%%

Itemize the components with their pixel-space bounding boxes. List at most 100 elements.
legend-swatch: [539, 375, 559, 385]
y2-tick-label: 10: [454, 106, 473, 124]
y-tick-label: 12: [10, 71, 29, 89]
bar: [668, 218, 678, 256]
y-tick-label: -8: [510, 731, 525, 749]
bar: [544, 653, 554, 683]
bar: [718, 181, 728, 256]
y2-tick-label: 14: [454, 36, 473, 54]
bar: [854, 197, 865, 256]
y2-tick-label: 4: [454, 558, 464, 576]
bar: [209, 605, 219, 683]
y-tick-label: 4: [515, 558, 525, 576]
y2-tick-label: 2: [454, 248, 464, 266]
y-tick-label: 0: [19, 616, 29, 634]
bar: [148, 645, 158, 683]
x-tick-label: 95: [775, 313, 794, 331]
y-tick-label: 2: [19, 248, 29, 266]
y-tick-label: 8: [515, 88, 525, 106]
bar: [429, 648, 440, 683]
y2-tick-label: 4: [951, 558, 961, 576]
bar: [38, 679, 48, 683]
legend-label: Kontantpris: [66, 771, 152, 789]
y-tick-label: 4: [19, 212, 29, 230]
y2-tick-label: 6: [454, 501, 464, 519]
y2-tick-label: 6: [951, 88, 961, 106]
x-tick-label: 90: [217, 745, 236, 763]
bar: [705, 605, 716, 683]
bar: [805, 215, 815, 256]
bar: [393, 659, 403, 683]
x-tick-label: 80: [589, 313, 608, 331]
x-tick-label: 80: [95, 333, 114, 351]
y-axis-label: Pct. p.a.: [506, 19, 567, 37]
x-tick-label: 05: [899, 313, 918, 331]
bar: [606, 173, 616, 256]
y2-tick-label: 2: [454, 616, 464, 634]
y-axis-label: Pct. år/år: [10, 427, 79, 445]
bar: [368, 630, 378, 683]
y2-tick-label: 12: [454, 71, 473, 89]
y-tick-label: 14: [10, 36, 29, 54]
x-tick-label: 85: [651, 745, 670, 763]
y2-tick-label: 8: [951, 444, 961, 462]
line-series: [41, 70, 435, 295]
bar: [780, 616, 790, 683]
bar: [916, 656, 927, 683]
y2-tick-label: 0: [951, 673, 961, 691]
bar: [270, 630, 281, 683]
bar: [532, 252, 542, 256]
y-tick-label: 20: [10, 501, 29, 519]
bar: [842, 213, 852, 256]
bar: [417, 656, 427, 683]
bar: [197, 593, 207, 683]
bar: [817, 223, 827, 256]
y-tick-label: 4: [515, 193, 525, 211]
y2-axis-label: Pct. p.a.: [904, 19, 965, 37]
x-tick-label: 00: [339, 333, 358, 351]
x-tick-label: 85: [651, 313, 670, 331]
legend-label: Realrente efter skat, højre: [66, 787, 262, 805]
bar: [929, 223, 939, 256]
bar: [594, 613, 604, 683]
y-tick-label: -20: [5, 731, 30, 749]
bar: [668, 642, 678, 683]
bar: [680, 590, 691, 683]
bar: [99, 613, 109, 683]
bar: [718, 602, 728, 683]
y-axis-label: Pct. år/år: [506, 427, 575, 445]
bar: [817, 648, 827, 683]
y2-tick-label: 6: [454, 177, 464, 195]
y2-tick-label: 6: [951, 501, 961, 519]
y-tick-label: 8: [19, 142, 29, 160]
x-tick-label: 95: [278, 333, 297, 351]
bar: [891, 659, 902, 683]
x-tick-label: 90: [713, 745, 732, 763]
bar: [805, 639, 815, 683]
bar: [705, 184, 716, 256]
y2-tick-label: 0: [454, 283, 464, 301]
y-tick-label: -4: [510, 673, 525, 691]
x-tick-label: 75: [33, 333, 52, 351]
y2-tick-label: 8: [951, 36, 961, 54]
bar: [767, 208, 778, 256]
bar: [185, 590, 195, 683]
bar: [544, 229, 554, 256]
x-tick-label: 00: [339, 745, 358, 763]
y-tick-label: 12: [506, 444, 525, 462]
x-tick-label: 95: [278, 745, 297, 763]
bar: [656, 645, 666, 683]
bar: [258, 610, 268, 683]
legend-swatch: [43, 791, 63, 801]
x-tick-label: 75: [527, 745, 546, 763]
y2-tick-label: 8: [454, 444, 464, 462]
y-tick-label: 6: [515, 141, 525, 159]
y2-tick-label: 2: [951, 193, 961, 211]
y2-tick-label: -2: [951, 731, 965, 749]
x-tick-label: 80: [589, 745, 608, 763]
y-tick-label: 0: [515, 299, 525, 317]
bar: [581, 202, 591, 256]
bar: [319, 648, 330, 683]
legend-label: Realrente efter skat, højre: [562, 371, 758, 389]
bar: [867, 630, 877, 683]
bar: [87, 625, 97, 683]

%%

§ **What you need to do**
Update the data above so that every "legend-label" becomes "legend-text", leaving everything else unchanged.

§ **Expected output**
Itemize the components with their pixel-space bounding boxes. List at most 100 elements.
legend-swatch: [539, 375, 559, 385]
y2-tick-label: 10: [454, 106, 473, 124]
y-tick-label: 12: [10, 71, 29, 89]
bar: [668, 218, 678, 256]
y-tick-label: -8: [510, 731, 525, 749]
bar: [544, 653, 554, 683]
bar: [718, 181, 728, 256]
y2-tick-label: 14: [454, 36, 473, 54]
bar: [854, 197, 865, 256]
y2-tick-label: 4: [454, 558, 464, 576]
bar: [209, 605, 219, 683]
y-tick-label: 4: [515, 558, 525, 576]
y2-tick-label: 2: [454, 248, 464, 266]
y-tick-label: 0: [19, 616, 29, 634]
bar: [148, 645, 158, 683]
x-tick-label: 95: [775, 313, 794, 331]
y-tick-label: 2: [19, 248, 29, 266]
y-tick-label: 8: [515, 88, 525, 106]
bar: [429, 648, 440, 683]
y2-tick-label: 4: [951, 558, 961, 576]
bar: [38, 679, 48, 683]
legend-text: Kontantpris: [66, 771, 152, 789]
y-tick-label: 4: [19, 212, 29, 230]
y2-tick-label: 6: [454, 501, 464, 519]
y2-tick-label: 6: [951, 88, 961, 106]
x-tick-label: 90: [217, 745, 236, 763]
bar: [705, 605, 716, 683]
bar: [805, 215, 815, 256]
bar: [393, 659, 403, 683]
x-tick-label: 80: [589, 313, 608, 331]
x-tick-label: 80: [95, 333, 114, 351]
y-axis-label: Pct. p.a.: [506, 19, 567, 37]
x-tick-label: 05: [899, 313, 918, 331]
bar: [606, 173, 616, 256]
y2-tick-label: 2: [454, 616, 464, 634]
y-axis-label: Pct. år/år: [10, 427, 79, 445]
bar: [368, 630, 378, 683]
y2-tick-label: 12: [454, 71, 473, 89]
y-tick-label: 14: [10, 36, 29, 54]
x-tick-label: 85: [651, 745, 670, 763]
y2-tick-label: 8: [951, 444, 961, 462]
line-series: [41, 70, 435, 295]
bar: [780, 616, 790, 683]
bar: [916, 656, 927, 683]
y2-tick-label: 0: [951, 673, 961, 691]
bar: [270, 630, 281, 683]
bar: [532, 252, 542, 256]
y-tick-label: 20: [10, 501, 29, 519]
bar: [842, 213, 852, 256]
bar: [417, 656, 427, 683]
bar: [197, 593, 207, 683]
bar: [817, 223, 827, 256]
y-tick-label: 4: [515, 193, 525, 211]
y2-axis-label: Pct. p.a.: [904, 19, 965, 37]
x-tick-label: 00: [339, 333, 358, 351]
x-tick-label: 85: [651, 313, 670, 331]
legend-text: Realrente efter skat, højre: [66, 787, 262, 805]
bar: [929, 223, 939, 256]
bar: [594, 613, 604, 683]
y-tick-label: -20: [5, 731, 30, 749]
bar: [668, 642, 678, 683]
bar: [680, 590, 691, 683]
bar: [99, 613, 109, 683]
bar: [718, 602, 728, 683]
y-axis-label: Pct. år/år: [506, 427, 575, 445]
bar: [817, 648, 827, 683]
y2-tick-label: 6: [454, 177, 464, 195]
y2-tick-label: 6: [951, 501, 961, 519]
y-tick-label: 8: [19, 142, 29, 160]
x-tick-label: 95: [278, 333, 297, 351]
bar: [891, 659, 902, 683]
x-tick-label: 90: [713, 745, 732, 763]
bar: [805, 639, 815, 683]
bar: [705, 184, 716, 256]
y2-tick-label: 0: [454, 283, 464, 301]
y-tick-label: -4: [510, 673, 525, 691]
x-tick-label: 75: [33, 333, 52, 351]
y2-tick-label: 8: [951, 36, 961, 54]
bar: [767, 208, 778, 256]
bar: [185, 590, 195, 683]
bar: [544, 229, 554, 256]
x-tick-label: 00: [339, 745, 358, 763]
y-tick-label: 12: [506, 444, 525, 462]
x-tick-label: 95: [278, 745, 297, 763]
bar: [656, 645, 666, 683]
bar: [258, 610, 268, 683]
legend-swatch: [43, 791, 63, 801]
x-tick-label: 75: [527, 745, 546, 763]
y2-tick-label: 8: [454, 444, 464, 462]
y-tick-label: 6: [515, 141, 525, 159]
y2-tick-label: 2: [951, 193, 961, 211]
y2-tick-label: -2: [951, 731, 965, 749]
x-tick-label: 80: [589, 745, 608, 763]
y-tick-label: 0: [515, 299, 525, 317]
bar: [581, 202, 591, 256]
bar: [319, 648, 330, 683]
legend-text: Realrente efter skat, højre: [562, 371, 758, 389]
bar: [867, 630, 877, 683]
bar: [87, 625, 97, 683]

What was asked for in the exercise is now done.